## WRITTEN REQUEST
From the listing below, extract every line in which the word "responsabilidade" appears.

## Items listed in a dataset
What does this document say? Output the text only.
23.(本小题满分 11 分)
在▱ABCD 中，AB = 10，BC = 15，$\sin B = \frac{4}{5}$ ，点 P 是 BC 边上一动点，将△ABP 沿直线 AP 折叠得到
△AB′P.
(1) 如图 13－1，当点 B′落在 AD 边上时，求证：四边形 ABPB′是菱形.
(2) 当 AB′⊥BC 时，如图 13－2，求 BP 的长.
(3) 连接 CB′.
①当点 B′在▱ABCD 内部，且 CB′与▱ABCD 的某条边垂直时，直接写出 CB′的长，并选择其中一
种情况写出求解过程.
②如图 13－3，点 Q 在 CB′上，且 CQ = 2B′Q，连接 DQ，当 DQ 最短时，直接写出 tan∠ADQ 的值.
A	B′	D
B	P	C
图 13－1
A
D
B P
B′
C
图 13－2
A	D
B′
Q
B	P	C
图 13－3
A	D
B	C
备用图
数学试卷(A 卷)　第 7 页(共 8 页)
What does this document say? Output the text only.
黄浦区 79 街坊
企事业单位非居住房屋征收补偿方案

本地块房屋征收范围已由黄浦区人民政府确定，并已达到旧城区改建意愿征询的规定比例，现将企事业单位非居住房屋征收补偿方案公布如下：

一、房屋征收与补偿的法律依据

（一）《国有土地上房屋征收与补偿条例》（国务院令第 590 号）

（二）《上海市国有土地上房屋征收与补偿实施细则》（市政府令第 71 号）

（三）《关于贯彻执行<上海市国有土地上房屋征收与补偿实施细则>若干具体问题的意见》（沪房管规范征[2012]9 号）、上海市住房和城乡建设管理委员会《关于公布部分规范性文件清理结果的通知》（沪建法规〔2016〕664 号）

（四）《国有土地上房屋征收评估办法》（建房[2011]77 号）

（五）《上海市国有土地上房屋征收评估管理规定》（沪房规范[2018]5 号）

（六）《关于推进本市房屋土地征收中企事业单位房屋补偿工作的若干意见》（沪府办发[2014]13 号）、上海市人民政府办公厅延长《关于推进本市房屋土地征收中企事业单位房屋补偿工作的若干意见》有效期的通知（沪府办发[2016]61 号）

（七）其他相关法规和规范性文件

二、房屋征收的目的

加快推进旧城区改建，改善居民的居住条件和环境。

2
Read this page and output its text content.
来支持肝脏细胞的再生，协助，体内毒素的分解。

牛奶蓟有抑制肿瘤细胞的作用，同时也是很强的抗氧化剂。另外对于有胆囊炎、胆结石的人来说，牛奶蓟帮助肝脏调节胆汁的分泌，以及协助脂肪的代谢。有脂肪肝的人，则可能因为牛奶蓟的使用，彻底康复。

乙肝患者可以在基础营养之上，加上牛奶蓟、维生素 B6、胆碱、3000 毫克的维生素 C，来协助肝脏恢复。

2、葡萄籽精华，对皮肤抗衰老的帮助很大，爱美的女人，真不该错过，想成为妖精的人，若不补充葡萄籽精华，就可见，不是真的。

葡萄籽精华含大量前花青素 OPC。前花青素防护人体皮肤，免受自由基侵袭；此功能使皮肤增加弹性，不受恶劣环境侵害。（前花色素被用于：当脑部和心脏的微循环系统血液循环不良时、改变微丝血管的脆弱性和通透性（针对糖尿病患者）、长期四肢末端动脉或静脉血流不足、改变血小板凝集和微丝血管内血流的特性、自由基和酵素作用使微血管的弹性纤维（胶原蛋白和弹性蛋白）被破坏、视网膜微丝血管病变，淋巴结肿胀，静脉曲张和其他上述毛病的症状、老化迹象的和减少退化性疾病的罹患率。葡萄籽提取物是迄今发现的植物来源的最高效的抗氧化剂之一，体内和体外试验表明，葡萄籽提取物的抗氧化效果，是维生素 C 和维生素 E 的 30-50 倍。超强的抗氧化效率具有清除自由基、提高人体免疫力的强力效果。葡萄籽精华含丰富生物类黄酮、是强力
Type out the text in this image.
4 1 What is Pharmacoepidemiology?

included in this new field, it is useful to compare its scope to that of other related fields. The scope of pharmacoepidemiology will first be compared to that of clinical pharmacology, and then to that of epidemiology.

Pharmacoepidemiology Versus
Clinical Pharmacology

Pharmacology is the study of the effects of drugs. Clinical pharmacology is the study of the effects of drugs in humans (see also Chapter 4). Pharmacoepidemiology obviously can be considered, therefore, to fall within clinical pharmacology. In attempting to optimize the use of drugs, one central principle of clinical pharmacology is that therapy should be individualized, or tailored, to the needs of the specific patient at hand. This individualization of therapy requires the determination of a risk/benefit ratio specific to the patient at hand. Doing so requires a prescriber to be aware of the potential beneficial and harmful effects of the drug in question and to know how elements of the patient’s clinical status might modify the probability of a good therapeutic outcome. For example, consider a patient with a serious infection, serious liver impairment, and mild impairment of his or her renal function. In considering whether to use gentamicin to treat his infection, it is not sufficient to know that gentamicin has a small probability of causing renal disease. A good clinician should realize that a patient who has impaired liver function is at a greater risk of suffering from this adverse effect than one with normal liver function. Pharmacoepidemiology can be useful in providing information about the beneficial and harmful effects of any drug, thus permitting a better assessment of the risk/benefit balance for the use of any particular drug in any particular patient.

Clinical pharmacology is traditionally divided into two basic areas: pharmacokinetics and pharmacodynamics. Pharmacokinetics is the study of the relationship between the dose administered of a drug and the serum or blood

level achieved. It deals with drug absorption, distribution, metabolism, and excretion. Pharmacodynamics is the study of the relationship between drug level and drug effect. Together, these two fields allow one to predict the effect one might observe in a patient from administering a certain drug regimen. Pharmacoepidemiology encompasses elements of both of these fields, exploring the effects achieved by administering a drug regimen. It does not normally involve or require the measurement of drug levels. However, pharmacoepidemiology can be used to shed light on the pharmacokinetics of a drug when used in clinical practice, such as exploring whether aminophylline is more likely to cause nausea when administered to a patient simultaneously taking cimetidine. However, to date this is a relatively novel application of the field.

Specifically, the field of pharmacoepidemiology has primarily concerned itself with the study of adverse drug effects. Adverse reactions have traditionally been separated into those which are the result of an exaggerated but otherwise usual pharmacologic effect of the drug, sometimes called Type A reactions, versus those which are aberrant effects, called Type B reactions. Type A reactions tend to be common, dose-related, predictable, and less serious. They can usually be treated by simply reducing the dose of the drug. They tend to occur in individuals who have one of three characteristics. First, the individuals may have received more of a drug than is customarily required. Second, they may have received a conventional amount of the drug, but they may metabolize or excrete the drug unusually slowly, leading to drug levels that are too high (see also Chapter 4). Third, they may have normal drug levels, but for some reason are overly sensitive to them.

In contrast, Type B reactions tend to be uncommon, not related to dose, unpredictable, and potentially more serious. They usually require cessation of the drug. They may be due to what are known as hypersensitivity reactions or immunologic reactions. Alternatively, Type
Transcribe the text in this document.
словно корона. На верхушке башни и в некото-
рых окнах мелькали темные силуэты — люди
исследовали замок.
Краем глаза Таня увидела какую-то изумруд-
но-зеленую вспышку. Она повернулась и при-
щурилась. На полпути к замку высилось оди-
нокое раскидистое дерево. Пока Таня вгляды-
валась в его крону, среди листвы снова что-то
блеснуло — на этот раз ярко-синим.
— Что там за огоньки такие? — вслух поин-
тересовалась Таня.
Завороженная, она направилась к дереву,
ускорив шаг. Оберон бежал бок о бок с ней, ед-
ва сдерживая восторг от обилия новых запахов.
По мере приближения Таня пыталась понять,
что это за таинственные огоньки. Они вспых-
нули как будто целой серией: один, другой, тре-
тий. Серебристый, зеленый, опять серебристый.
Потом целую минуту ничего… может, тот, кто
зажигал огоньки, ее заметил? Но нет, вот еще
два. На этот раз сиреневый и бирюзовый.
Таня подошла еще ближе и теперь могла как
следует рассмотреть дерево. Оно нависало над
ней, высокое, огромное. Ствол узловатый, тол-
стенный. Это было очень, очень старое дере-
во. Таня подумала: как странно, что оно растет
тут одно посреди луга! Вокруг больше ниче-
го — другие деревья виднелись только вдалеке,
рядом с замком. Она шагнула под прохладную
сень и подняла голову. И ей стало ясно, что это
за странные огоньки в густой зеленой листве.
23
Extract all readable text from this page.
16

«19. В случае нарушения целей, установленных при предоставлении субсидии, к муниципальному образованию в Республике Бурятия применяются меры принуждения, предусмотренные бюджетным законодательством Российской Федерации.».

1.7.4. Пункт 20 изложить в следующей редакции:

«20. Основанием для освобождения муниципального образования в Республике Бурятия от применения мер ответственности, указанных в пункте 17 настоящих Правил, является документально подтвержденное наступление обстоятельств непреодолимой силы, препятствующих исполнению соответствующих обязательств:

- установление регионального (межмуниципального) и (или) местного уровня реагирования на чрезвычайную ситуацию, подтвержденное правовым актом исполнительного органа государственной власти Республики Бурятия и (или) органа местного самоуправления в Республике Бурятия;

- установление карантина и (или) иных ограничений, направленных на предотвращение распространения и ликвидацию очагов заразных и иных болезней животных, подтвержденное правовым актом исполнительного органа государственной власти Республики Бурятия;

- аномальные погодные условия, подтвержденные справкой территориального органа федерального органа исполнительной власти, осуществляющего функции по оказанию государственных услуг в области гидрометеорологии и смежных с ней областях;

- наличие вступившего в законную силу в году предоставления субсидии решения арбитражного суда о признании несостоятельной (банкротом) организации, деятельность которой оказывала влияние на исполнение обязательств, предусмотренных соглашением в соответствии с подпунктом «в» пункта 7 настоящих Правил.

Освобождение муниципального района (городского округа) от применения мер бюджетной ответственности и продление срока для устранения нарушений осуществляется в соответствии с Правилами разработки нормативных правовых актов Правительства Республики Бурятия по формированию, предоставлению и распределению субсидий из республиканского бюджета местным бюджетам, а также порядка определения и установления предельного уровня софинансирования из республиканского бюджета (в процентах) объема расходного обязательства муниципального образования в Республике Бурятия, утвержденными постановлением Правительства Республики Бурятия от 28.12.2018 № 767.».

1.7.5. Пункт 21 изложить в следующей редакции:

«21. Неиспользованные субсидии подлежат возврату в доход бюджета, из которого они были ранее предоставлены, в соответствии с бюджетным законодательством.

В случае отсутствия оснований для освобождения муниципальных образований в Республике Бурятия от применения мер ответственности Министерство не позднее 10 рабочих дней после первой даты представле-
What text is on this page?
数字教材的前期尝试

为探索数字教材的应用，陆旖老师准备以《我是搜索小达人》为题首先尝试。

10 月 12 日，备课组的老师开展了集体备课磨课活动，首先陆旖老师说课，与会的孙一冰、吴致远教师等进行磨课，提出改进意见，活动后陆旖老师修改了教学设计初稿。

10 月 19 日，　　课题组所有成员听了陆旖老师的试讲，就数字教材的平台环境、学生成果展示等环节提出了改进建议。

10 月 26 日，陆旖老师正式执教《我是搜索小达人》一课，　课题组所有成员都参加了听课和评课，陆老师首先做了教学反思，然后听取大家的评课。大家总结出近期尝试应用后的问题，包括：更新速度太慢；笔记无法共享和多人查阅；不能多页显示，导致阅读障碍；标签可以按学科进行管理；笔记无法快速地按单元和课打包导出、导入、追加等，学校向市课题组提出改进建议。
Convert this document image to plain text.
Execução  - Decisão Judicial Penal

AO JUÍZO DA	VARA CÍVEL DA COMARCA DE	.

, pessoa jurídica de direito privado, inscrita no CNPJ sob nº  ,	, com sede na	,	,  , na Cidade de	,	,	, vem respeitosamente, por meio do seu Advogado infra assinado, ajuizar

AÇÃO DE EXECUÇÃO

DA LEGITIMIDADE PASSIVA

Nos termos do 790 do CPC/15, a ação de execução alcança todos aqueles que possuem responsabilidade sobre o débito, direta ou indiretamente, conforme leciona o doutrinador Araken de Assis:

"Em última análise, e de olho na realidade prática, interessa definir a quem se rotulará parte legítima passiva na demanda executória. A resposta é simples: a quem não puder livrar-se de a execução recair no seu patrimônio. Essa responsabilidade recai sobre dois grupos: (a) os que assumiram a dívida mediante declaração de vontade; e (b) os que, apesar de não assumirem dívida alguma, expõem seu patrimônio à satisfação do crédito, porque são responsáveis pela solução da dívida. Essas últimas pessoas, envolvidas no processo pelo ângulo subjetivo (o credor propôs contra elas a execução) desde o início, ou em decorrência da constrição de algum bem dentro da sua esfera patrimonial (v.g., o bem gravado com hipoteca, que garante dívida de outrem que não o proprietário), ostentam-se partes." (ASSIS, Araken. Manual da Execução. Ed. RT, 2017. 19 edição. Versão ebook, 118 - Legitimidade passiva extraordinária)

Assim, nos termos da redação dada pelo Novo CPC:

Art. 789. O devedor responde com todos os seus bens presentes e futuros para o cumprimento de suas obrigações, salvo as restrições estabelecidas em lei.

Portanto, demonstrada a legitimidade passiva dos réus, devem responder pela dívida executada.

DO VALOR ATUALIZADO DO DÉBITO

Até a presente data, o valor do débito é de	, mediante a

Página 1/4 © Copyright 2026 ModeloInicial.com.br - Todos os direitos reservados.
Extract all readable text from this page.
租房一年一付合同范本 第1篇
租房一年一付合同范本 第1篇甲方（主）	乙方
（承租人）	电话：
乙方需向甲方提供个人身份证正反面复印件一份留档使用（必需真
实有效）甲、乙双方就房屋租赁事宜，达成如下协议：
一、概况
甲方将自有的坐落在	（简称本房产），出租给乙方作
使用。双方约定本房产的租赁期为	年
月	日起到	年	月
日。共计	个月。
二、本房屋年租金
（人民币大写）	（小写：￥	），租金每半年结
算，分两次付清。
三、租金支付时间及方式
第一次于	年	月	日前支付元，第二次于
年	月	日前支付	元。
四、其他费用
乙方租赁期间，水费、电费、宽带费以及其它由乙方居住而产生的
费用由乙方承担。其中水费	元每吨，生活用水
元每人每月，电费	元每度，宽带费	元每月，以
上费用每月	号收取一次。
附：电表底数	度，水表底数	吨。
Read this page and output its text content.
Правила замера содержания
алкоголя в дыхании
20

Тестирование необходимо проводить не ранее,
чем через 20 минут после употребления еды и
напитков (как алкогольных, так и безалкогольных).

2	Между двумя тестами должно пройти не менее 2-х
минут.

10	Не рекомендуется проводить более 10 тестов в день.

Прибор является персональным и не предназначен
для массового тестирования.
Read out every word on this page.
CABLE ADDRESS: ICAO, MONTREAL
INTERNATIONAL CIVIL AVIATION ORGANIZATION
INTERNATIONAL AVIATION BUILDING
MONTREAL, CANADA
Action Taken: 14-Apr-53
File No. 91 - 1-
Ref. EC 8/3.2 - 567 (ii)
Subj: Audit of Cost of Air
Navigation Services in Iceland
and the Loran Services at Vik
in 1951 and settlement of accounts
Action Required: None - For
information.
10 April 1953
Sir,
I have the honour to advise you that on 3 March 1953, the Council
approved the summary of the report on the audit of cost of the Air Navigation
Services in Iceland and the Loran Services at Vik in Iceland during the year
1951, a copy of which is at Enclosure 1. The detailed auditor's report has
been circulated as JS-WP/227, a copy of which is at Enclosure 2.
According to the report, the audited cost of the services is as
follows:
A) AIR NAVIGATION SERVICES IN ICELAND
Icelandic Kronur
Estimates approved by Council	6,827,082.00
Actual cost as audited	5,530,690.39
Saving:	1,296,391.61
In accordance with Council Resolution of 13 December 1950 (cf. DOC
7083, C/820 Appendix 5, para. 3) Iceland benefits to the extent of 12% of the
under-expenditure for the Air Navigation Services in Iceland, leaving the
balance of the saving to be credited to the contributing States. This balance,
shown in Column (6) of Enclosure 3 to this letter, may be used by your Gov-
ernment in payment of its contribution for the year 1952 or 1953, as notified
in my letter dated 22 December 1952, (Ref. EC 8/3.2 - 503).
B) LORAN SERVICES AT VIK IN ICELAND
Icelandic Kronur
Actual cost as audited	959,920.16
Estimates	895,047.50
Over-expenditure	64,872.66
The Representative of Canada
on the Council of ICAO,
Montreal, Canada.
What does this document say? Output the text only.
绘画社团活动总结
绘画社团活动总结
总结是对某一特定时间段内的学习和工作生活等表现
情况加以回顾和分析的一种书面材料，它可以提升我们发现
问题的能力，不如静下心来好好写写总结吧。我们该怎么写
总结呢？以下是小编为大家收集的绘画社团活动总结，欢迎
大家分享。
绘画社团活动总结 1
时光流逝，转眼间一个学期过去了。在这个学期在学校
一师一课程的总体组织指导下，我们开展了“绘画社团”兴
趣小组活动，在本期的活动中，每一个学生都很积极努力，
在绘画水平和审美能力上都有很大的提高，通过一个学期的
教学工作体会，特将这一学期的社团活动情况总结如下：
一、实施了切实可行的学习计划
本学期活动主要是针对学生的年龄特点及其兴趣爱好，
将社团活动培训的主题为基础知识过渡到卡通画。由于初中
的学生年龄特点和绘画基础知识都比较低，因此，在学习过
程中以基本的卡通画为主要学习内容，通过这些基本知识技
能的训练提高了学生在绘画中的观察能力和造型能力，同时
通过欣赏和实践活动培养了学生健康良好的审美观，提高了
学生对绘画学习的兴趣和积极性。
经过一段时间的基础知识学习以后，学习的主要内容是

## THE OUTPUT
Nos termos do 790 do CPC/15, a ação de execução alcança todos aqueles que possuem responsabilidade sobre o débito, direta ou indiretamente, conforme leciona o doutrinador Araken de Assis:
"Em última análise, e de olho na realidade prática, interessa definir a quem se rotulará parte legítima passiva na demanda executória. A resposta é simples: a quem não puder livrar-se de a execução recair no seu patrimônio. Essa responsabilidade recai sobre dois grupos: (a) os que assumiram a dívida mediante declaração de vontade; e (b) os que, apesar de não assumirem dívida alguma, expõem seu patrimônio à satisfação do crédito, porque são responsáveis pela solução da dívida. Essas últimas pessoas, envolvidas no processo pelo ângulo subjetivo (o credor propôs contra elas a execução) desde o início, ou em decorrência da constrição de algum bem dentro da sua esfera patrimonial (v.g., o bem gravado com hipoteca, que garante dívida de outrem que não o proprietário), ostentam-se partes." (ASSIS, Araken. Manual da Execução. Ed. RT, 2017. 19 edição. Versão ebook, 118 - Legitimidade passiva extraordinária)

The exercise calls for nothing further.